--- Task instructions ---
Identify all lines in the listing that include the word "learning", and copy them out.

--- Data supplied ---
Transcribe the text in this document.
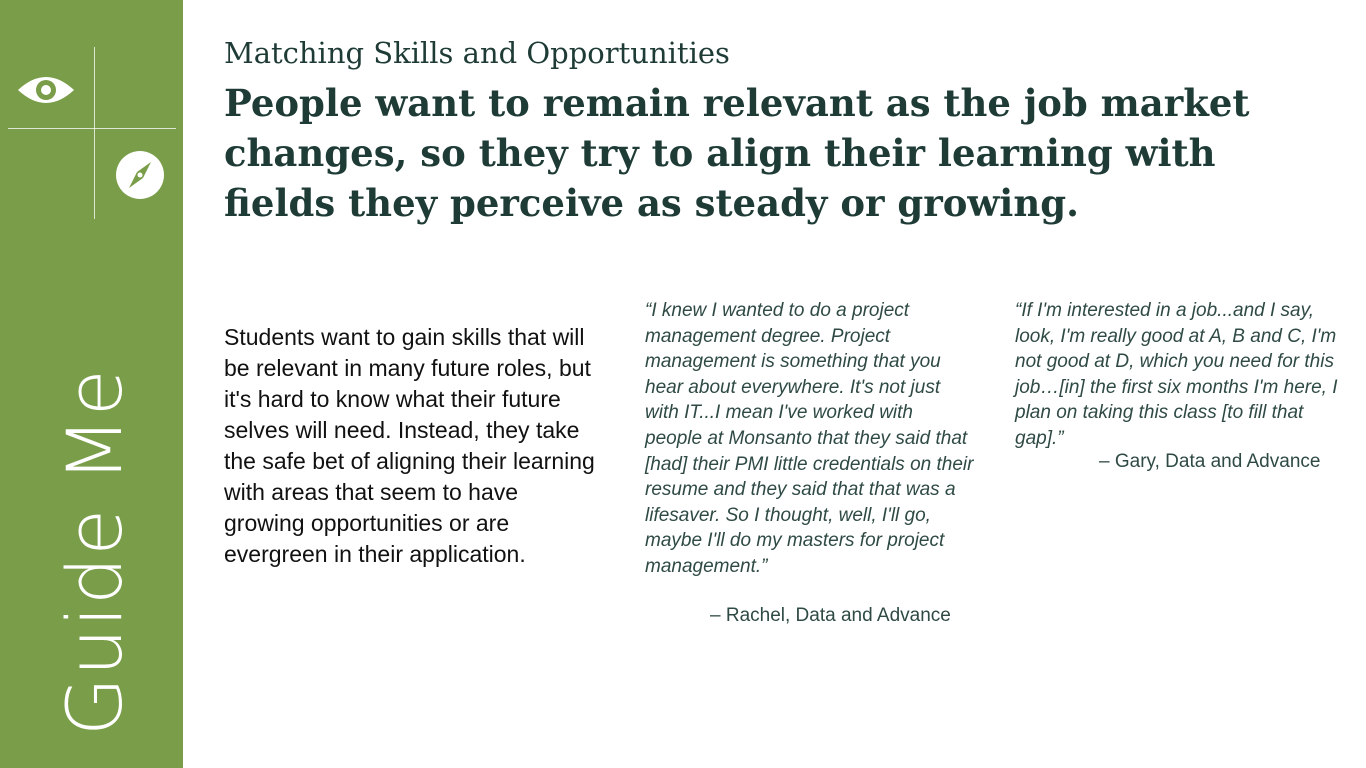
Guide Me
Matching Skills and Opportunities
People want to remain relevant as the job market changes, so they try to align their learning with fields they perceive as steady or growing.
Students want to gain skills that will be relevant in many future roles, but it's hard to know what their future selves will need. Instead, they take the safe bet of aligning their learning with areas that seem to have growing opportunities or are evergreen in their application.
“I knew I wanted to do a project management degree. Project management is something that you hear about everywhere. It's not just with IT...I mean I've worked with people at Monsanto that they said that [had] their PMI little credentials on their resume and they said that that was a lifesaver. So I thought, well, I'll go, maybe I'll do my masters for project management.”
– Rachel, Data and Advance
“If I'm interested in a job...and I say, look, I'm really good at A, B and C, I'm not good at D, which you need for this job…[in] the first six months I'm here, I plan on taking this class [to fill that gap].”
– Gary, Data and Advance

...

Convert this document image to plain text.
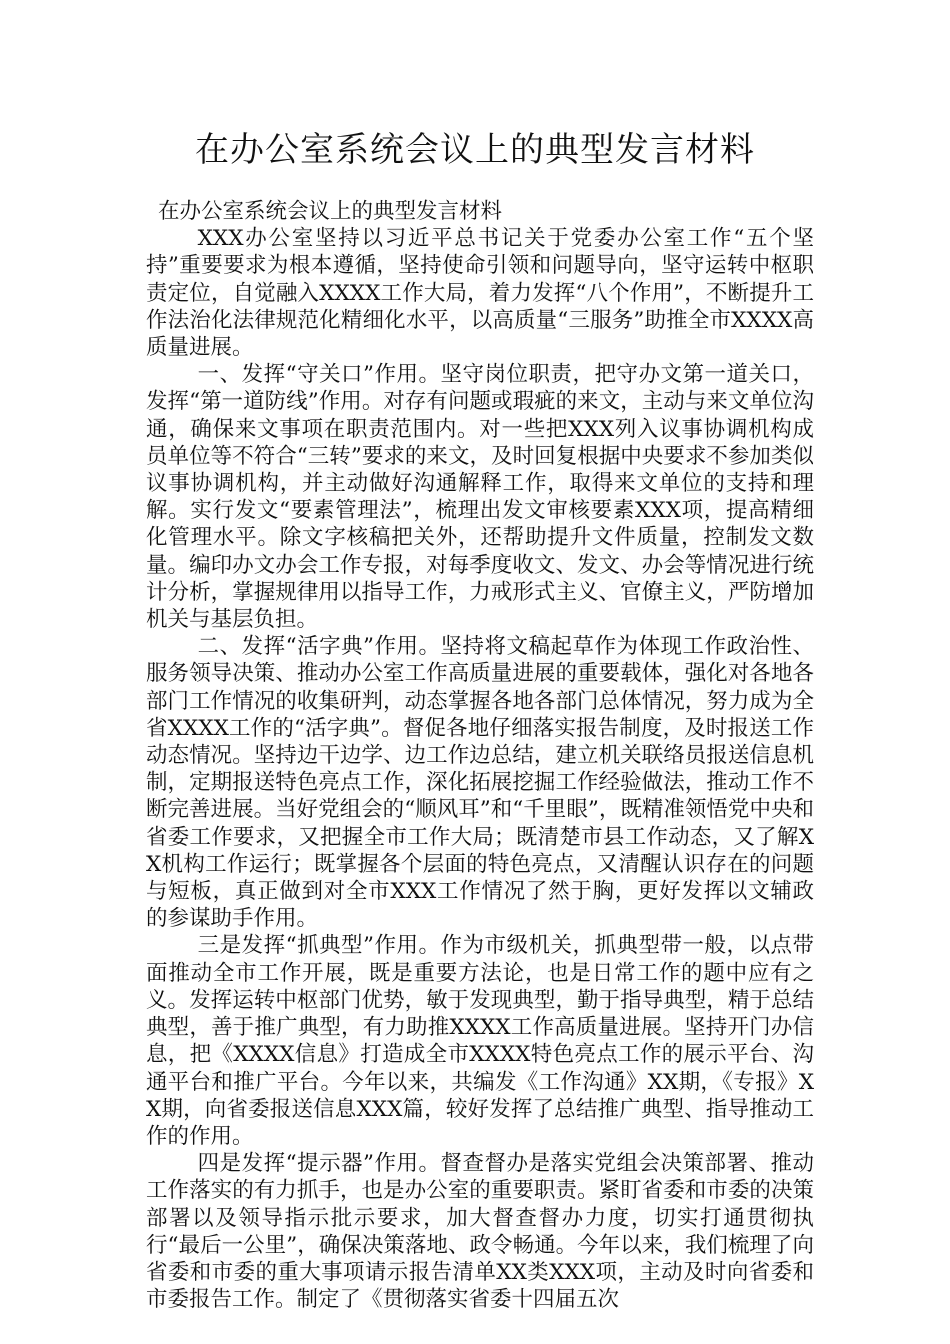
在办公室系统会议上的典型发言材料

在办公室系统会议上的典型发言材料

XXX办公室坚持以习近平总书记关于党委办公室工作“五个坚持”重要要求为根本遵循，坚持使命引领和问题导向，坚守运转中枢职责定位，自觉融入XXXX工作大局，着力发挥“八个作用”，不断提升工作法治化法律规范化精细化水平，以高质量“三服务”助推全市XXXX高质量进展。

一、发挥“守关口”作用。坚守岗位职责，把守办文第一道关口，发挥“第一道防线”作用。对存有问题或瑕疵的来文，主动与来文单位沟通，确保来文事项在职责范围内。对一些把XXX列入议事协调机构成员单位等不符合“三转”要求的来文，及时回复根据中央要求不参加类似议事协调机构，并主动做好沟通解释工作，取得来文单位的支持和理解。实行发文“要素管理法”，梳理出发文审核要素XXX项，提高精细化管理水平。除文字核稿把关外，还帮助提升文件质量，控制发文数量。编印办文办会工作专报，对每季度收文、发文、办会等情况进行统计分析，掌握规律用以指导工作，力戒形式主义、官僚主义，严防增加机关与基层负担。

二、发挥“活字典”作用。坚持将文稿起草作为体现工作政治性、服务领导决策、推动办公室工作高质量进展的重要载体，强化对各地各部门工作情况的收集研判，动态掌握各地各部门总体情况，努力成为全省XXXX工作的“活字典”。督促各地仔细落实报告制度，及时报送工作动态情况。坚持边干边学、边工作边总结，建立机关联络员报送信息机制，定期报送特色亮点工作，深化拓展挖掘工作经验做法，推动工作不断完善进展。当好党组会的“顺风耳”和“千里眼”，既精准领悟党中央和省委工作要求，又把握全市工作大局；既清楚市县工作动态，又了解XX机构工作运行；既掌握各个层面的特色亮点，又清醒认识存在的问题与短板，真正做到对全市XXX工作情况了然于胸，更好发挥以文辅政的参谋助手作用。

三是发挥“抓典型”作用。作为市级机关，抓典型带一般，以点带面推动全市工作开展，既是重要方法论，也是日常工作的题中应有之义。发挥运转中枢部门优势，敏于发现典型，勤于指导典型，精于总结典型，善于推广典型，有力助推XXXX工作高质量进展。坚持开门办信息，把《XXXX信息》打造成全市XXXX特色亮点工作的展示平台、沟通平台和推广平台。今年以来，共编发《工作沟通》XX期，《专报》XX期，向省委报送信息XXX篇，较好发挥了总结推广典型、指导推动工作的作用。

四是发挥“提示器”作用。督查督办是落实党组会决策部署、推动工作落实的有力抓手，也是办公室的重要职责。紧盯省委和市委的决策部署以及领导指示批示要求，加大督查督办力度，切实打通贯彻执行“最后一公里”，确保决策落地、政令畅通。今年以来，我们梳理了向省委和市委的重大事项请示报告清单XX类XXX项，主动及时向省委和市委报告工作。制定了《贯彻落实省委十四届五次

--- Result ---
People want to remain relevant as the job market changes, so they try to align their learning with fields they perceive as steady or growing.
Students want to gain skills that will be relevant in many future roles, but it's hard to know what their future selves will need. Instead, they take the safe bet of aligning their learning with areas that seem to have growing opportunities or are evergreen in their application.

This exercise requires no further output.